[Records that describe figures]
══════════════════════════════
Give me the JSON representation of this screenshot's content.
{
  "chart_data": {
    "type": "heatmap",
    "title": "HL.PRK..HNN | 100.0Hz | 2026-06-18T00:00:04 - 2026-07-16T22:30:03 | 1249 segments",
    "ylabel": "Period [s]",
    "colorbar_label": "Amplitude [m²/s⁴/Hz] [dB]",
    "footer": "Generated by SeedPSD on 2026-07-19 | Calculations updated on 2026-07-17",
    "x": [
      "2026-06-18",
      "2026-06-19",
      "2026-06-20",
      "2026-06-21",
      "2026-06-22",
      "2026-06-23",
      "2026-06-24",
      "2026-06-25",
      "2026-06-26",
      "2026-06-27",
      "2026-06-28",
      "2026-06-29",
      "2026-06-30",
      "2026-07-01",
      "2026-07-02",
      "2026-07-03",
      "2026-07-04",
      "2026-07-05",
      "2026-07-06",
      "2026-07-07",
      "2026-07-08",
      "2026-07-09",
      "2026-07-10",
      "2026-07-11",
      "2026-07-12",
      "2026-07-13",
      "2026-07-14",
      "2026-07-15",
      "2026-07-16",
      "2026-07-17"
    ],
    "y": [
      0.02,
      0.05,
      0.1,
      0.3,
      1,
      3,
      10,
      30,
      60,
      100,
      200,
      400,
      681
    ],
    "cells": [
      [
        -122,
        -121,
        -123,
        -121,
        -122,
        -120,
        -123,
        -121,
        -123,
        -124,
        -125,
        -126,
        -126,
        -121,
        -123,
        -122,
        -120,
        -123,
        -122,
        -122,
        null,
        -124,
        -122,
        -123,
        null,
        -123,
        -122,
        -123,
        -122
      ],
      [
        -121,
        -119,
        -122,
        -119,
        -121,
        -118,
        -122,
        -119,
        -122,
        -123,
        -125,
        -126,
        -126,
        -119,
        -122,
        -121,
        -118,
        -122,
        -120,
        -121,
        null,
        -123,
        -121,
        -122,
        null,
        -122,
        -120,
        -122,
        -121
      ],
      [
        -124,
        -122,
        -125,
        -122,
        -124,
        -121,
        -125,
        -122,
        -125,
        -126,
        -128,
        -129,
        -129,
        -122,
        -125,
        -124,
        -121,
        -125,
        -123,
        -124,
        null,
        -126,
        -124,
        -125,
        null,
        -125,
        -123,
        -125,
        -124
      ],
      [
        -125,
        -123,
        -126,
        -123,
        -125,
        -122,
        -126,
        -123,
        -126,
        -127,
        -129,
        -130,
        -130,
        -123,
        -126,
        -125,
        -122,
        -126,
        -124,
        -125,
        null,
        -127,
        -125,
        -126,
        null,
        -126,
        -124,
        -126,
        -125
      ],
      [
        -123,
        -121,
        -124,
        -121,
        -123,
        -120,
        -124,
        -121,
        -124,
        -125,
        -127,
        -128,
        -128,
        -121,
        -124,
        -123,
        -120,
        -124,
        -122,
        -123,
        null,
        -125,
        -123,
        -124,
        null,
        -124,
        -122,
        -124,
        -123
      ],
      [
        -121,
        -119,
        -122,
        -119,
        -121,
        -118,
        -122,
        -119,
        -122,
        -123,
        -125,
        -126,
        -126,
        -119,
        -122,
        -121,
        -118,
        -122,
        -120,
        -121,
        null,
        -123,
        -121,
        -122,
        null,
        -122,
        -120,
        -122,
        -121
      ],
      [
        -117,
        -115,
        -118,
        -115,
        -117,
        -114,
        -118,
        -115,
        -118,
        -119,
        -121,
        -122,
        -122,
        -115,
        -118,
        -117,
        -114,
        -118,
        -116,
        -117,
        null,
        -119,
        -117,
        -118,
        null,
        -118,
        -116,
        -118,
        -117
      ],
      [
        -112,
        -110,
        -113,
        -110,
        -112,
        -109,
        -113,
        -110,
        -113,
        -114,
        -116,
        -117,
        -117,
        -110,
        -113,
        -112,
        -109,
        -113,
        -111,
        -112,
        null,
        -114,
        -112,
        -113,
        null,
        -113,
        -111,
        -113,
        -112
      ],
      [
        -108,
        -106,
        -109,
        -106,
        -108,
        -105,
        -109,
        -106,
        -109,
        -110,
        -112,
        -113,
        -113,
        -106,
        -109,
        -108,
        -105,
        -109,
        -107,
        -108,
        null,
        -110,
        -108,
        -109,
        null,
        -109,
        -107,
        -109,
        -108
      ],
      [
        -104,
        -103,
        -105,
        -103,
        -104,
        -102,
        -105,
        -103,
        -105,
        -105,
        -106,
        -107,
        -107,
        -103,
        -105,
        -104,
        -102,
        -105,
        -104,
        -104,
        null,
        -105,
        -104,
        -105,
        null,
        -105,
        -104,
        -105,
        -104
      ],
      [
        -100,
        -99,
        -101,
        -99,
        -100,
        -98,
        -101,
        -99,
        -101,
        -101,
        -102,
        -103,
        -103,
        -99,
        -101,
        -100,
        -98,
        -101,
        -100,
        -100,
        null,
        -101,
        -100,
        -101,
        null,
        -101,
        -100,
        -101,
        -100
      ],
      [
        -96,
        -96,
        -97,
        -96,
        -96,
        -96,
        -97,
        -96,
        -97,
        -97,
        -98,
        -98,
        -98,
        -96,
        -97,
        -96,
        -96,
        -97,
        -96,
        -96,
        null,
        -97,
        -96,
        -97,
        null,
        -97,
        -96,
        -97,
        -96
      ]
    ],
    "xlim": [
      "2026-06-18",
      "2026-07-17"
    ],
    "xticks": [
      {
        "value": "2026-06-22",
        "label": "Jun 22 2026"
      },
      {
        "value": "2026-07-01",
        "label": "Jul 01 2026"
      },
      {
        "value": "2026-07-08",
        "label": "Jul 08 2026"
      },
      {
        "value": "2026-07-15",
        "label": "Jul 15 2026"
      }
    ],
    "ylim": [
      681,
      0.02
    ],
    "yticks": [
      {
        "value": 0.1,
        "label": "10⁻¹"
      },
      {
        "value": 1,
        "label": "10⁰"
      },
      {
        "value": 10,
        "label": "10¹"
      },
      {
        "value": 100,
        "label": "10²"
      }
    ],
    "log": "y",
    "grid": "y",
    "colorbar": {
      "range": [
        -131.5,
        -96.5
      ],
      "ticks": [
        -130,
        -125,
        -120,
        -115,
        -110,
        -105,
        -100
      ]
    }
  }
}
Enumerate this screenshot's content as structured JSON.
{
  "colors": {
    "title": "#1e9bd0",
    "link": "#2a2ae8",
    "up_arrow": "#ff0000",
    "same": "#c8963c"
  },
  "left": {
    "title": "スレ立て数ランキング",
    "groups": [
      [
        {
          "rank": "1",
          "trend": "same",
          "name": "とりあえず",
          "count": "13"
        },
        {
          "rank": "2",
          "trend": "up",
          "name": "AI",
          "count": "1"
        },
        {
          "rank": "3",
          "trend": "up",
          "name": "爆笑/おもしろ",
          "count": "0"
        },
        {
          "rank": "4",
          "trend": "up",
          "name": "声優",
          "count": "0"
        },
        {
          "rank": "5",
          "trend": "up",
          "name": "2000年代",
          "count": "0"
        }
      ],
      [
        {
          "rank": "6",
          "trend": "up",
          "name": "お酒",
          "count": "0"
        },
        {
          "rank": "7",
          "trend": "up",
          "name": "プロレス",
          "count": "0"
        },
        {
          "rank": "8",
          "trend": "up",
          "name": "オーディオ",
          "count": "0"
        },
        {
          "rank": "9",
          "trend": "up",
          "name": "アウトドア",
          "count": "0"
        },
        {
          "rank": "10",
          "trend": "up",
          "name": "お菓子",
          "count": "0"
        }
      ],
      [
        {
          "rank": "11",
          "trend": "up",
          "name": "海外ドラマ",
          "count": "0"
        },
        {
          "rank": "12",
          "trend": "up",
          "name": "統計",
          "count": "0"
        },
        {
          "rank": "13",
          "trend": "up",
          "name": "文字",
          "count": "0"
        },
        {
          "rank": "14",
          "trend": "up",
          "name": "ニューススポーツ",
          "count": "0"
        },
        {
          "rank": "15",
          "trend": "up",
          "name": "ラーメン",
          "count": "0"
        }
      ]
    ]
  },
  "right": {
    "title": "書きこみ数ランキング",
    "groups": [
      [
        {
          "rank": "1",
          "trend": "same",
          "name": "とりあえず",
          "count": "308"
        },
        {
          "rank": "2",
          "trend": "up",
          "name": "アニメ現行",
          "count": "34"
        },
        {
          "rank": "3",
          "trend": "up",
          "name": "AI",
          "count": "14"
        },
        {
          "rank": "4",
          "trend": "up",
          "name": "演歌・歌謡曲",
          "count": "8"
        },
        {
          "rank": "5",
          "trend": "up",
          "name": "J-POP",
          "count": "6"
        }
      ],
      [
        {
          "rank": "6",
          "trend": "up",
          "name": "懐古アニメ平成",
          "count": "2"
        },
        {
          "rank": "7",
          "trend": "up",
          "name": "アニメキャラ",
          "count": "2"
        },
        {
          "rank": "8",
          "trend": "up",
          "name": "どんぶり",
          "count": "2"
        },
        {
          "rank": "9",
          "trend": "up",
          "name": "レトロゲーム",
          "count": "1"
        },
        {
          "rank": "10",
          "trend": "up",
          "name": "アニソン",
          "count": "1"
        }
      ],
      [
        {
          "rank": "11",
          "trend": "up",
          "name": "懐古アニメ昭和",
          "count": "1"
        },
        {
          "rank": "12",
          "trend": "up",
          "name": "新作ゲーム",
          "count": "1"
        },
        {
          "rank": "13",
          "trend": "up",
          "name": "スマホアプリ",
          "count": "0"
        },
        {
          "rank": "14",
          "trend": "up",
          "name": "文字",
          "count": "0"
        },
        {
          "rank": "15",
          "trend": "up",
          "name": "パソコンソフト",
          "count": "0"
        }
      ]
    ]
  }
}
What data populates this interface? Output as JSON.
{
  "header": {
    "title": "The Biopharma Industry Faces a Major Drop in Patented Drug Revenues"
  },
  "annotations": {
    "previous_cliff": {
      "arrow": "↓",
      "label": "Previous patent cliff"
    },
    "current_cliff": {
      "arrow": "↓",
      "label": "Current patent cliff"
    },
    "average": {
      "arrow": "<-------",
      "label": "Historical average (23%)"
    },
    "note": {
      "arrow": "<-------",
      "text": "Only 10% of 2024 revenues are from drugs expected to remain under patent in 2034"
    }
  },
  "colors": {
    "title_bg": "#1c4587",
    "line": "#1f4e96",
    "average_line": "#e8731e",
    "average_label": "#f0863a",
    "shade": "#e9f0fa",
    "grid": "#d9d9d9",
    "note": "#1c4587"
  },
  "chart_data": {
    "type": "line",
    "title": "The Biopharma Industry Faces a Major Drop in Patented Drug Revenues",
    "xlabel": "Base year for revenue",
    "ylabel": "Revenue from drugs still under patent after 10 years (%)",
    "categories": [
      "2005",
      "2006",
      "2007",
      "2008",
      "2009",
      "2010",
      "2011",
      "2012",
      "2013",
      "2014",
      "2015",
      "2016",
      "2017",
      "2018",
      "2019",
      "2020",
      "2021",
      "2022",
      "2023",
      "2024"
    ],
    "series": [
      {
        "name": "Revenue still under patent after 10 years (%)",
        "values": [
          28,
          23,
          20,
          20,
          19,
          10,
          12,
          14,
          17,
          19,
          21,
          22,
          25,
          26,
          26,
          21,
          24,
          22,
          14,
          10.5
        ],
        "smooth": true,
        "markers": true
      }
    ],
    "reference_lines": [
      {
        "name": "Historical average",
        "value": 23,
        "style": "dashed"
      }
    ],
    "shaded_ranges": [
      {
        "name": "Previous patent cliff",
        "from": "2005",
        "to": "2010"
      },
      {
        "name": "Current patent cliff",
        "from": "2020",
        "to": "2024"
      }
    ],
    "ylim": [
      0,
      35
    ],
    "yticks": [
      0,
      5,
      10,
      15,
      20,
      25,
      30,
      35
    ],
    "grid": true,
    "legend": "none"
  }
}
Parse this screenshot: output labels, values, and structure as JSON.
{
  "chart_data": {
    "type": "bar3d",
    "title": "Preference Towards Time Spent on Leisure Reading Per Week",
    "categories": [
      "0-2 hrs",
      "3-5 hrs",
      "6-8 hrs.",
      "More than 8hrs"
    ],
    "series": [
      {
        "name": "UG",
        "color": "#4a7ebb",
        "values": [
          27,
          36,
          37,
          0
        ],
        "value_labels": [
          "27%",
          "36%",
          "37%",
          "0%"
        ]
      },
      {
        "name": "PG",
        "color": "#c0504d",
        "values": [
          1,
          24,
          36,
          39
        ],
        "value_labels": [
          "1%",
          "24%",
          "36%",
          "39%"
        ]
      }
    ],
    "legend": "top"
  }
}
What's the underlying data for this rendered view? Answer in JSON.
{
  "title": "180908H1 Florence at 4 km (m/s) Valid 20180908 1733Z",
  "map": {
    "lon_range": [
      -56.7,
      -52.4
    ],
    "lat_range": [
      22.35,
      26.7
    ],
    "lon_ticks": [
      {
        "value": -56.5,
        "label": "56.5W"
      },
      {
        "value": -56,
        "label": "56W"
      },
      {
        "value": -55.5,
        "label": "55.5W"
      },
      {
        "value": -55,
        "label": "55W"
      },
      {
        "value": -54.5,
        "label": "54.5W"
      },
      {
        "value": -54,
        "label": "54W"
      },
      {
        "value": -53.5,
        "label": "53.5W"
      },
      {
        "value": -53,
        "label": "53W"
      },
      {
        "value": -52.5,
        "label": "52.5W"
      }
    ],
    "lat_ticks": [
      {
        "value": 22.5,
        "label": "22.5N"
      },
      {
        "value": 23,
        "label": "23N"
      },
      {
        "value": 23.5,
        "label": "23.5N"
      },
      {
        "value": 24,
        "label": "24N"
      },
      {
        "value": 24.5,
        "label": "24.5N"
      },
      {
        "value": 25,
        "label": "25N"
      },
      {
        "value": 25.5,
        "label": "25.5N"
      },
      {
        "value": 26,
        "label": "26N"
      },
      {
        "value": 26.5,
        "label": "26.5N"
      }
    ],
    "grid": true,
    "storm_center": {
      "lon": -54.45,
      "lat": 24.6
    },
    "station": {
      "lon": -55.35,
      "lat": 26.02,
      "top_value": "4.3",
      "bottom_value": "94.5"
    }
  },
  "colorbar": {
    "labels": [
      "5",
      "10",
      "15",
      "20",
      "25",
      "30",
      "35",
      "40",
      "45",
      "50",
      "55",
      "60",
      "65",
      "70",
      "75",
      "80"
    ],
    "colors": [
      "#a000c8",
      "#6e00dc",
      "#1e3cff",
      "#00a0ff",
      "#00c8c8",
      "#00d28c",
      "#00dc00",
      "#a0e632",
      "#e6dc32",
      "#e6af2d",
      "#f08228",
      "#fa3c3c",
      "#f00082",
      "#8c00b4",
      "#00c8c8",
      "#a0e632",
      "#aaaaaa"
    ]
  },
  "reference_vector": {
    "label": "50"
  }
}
══════════════════════════════
TASK DETAILS
Identify and list each line with the word "What".

ANSWER TO THIS EXERCISE
What data populates this interface? Output as JSON.
What's the underlying data for this rendered view? Answer in JSON.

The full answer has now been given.